** START DATA TO USE **

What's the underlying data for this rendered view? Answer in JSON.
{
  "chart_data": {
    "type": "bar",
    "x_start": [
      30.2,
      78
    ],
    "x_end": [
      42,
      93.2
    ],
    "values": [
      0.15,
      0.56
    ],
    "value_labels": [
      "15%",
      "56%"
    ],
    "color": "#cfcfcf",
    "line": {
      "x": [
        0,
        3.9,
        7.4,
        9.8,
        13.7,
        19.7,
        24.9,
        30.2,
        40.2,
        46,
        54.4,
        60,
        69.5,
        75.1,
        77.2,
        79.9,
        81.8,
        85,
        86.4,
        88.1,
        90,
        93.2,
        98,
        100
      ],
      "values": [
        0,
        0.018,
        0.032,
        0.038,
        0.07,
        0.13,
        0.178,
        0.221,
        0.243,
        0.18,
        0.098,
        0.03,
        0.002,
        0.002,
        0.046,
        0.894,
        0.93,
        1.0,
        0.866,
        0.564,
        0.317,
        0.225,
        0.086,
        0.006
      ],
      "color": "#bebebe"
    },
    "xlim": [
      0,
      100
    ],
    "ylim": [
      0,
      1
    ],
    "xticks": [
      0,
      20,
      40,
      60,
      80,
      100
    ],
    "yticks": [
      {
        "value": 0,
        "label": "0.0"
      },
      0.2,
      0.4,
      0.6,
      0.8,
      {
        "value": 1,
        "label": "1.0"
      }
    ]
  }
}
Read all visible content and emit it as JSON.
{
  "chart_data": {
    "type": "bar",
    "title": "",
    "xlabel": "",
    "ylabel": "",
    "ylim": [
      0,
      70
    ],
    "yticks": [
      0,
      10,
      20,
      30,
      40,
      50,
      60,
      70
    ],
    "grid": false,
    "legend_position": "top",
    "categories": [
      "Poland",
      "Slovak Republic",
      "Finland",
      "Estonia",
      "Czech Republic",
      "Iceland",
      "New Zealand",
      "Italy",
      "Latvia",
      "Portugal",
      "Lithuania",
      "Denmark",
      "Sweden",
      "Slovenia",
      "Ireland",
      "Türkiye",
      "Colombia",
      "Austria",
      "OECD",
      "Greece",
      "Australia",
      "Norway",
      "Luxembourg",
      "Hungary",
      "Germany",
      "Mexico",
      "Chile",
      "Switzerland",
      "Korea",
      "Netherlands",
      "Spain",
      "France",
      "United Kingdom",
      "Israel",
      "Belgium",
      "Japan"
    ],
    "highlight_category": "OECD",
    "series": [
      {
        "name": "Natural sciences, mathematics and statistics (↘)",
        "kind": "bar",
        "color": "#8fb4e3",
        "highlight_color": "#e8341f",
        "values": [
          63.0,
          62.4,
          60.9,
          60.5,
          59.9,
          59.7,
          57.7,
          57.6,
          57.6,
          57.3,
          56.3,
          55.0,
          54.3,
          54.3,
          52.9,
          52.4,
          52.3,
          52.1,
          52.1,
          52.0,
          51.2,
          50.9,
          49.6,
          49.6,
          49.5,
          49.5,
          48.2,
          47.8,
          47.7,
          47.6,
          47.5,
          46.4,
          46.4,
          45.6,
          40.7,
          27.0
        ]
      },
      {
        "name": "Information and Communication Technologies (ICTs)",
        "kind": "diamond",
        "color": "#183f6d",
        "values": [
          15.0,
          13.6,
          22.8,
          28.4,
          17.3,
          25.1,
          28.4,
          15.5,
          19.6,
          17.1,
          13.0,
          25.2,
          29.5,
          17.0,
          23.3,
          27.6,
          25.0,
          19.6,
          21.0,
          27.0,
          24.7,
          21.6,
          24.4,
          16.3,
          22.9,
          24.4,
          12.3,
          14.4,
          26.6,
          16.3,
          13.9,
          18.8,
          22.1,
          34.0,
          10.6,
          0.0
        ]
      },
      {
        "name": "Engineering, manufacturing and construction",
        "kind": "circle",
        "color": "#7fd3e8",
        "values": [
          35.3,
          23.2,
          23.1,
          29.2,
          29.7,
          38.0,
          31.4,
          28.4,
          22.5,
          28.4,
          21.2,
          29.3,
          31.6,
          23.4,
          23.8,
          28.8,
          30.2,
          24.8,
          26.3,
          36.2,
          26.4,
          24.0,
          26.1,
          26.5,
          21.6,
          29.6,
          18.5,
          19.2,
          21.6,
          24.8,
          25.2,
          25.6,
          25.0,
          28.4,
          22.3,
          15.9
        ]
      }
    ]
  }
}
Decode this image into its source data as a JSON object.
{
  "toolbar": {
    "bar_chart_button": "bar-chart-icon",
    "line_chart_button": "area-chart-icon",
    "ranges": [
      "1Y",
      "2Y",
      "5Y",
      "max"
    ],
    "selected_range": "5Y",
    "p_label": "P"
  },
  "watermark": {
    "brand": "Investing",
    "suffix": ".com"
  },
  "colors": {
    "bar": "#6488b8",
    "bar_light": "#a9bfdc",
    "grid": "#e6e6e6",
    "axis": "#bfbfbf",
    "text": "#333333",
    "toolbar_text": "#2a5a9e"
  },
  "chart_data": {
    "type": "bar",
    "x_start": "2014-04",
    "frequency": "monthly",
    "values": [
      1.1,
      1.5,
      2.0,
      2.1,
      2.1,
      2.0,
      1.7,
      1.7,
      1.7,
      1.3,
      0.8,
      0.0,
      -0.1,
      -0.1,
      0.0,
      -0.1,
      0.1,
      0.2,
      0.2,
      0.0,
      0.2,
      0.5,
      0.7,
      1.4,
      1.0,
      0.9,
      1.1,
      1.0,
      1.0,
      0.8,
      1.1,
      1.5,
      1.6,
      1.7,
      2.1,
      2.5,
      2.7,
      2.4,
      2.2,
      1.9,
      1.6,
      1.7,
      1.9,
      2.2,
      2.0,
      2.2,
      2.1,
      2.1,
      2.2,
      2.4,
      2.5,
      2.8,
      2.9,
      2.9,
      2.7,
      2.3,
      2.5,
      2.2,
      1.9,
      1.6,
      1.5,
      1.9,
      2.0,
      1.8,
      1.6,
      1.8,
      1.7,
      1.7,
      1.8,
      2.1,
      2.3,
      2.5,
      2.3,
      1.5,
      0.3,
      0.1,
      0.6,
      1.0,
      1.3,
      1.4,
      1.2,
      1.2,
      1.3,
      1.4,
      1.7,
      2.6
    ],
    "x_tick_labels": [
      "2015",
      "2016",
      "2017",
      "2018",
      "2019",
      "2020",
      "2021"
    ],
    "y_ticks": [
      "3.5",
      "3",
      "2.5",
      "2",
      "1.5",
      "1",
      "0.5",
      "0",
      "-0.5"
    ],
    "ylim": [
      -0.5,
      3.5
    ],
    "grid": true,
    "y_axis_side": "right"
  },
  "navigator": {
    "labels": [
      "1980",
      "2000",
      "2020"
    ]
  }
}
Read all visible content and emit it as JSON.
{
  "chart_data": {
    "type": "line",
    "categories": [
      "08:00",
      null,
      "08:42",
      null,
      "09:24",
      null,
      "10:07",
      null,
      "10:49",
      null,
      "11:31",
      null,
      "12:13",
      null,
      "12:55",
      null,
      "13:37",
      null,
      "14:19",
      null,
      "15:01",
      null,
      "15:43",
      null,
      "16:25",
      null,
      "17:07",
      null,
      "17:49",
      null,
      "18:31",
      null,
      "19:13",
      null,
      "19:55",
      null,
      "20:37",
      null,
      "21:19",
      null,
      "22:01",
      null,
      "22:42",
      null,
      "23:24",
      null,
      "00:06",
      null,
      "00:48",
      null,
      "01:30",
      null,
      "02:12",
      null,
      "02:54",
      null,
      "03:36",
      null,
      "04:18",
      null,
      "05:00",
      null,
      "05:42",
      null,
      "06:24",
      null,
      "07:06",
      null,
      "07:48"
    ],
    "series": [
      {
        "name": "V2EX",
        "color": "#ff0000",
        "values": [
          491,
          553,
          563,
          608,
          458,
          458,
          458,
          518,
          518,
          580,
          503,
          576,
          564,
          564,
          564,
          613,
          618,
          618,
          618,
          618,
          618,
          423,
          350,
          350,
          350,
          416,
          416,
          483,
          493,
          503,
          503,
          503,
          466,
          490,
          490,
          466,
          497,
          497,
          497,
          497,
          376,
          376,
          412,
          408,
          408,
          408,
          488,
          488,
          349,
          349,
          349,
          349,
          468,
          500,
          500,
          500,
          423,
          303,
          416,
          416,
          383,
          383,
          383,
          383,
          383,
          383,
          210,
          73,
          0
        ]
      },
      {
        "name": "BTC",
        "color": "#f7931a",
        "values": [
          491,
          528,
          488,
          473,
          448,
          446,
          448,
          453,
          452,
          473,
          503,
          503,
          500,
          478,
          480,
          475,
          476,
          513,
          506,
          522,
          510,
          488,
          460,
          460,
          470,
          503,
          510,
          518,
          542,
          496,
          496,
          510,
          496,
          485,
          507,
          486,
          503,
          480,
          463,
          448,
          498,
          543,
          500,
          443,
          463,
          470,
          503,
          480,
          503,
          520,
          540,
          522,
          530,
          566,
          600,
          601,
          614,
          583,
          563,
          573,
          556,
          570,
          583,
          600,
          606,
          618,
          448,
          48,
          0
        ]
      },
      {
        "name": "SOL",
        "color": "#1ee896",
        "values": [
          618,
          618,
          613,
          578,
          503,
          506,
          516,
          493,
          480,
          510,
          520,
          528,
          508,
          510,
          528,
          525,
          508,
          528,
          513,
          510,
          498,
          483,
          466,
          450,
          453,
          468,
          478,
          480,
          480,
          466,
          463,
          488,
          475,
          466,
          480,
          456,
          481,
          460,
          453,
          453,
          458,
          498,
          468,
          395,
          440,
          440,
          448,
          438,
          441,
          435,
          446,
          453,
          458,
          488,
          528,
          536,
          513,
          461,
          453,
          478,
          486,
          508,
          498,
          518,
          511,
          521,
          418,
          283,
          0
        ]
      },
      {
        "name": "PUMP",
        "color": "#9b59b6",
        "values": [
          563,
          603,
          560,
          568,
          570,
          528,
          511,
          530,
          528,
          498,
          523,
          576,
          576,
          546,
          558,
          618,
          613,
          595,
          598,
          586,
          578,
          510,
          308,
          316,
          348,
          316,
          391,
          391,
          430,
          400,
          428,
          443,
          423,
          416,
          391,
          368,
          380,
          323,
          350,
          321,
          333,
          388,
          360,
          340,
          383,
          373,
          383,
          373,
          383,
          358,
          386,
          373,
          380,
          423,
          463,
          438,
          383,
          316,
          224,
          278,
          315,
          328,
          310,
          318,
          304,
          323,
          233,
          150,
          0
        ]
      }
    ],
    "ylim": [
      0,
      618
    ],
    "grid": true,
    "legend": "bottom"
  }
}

** END DATA TO USE **

- _REQUIREMENTS_: Show each line of the listing that holds the string "name".

- _TASK RESULT_:
        "name": "Natural sciences, mathematics and statistics (↘)",
        "name": "Information and Communication Technologies (ICTs)",
        "name": "Engineering, manufacturing and construction",
        "name": "V2EX",
        "name": "BTC",
        "name": "SOL",
        "name": "PUMP",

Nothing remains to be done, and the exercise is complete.